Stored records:

══════════

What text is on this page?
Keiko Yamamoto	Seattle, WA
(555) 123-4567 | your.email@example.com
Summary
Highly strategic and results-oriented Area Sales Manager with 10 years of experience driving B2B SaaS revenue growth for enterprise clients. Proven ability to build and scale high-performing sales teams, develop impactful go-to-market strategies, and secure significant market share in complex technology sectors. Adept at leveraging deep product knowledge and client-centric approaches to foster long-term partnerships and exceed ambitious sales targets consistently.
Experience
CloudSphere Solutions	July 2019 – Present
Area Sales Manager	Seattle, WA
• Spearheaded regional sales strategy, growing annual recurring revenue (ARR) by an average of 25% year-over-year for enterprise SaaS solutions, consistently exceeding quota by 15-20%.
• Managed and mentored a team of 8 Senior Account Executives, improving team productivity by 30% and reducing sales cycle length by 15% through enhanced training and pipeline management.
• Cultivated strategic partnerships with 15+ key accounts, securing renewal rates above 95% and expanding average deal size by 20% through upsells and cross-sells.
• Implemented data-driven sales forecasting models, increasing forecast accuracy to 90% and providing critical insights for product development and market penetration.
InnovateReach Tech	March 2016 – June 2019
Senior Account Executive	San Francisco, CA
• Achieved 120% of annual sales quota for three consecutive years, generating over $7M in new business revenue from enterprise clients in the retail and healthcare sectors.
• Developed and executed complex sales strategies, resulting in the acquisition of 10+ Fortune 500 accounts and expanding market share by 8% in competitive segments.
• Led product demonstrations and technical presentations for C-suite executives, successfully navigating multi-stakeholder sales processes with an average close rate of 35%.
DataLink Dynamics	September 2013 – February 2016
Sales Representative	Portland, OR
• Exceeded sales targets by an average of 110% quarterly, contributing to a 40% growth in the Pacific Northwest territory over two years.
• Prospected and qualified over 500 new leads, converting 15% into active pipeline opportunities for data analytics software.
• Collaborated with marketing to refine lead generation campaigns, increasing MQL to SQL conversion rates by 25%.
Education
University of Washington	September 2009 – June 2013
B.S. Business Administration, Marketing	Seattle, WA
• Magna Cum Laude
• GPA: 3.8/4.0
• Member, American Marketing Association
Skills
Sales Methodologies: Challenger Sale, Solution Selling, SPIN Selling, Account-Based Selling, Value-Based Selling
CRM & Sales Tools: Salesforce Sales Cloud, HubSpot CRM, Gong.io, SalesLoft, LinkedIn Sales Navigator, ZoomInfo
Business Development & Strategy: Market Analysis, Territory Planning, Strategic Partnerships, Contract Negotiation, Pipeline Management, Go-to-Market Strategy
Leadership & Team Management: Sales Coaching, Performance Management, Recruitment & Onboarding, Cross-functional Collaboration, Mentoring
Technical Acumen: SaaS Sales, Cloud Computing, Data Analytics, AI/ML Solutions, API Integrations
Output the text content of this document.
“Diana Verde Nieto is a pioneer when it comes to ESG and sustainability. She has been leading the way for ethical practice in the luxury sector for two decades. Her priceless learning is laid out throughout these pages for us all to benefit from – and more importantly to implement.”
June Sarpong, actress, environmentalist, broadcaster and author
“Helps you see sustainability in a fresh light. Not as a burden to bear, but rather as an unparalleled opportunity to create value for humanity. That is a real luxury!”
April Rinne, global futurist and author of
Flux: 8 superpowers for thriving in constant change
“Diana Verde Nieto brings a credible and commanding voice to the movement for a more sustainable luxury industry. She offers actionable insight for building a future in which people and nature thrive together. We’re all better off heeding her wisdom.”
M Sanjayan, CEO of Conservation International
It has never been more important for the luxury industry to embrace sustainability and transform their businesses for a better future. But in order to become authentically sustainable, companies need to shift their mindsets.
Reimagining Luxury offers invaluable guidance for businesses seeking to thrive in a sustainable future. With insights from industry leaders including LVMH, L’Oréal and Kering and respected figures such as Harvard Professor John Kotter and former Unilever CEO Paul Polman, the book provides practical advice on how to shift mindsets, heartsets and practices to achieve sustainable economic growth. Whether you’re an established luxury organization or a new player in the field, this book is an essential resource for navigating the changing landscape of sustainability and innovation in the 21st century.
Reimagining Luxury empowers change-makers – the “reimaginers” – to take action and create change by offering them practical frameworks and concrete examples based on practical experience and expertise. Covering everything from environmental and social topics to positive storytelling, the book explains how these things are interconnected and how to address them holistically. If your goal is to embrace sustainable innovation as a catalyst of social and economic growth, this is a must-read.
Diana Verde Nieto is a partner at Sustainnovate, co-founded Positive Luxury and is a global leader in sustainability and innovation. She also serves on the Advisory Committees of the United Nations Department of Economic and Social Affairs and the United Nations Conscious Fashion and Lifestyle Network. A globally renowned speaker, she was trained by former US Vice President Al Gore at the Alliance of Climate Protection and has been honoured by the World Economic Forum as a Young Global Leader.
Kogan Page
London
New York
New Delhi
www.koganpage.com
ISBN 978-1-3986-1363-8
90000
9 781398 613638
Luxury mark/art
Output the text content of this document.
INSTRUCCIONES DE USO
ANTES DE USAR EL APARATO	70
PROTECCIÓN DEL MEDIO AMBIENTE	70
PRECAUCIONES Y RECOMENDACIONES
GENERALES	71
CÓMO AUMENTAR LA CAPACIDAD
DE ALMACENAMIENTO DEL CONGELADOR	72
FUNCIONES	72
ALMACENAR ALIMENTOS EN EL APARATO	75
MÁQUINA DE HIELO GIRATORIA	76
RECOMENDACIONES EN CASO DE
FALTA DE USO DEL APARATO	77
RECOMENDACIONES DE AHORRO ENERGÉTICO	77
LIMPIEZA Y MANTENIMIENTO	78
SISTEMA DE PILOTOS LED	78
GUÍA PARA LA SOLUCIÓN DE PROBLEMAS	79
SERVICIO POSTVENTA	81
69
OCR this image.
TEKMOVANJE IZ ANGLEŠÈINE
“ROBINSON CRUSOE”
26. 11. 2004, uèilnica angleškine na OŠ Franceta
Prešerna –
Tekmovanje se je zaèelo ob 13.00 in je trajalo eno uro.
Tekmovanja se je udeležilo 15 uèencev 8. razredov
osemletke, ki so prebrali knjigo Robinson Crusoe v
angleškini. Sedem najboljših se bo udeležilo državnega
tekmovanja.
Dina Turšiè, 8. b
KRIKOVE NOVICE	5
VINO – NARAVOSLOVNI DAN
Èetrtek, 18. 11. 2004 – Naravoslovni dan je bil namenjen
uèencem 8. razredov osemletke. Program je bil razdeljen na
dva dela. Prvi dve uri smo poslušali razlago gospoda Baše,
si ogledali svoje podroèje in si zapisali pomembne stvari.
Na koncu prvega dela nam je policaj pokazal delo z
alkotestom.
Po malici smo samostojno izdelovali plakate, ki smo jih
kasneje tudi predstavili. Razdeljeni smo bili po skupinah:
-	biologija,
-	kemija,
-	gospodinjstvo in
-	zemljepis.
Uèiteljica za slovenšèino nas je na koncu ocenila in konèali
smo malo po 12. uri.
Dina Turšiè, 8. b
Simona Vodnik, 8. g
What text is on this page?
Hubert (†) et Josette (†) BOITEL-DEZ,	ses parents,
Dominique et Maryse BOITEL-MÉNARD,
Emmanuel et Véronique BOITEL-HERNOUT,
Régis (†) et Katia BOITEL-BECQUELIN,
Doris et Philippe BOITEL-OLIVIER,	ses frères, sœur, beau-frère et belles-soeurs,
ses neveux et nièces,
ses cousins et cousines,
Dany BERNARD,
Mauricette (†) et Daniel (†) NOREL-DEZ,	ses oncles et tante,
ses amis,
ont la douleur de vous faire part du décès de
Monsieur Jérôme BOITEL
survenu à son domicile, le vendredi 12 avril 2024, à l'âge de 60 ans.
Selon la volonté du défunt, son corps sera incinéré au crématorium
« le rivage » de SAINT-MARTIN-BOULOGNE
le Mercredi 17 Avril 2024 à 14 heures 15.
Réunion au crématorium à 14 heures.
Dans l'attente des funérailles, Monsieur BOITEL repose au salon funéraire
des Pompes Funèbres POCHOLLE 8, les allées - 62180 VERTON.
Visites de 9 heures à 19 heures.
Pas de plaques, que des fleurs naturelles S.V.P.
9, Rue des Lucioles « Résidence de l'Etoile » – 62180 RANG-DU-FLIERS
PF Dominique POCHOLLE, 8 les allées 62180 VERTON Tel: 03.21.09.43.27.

══════════

▸ Objective: Copy, from the material above, each line in which the string "Senior" occurs.

▸ Full solution:
• Managed and mentored a team of 8 Senior Account Executives, improving team productivity by 30% and reducing sales cycle length by 15% through enhanced training and pipeline management.
Senior Account Executive	San Francisco, CA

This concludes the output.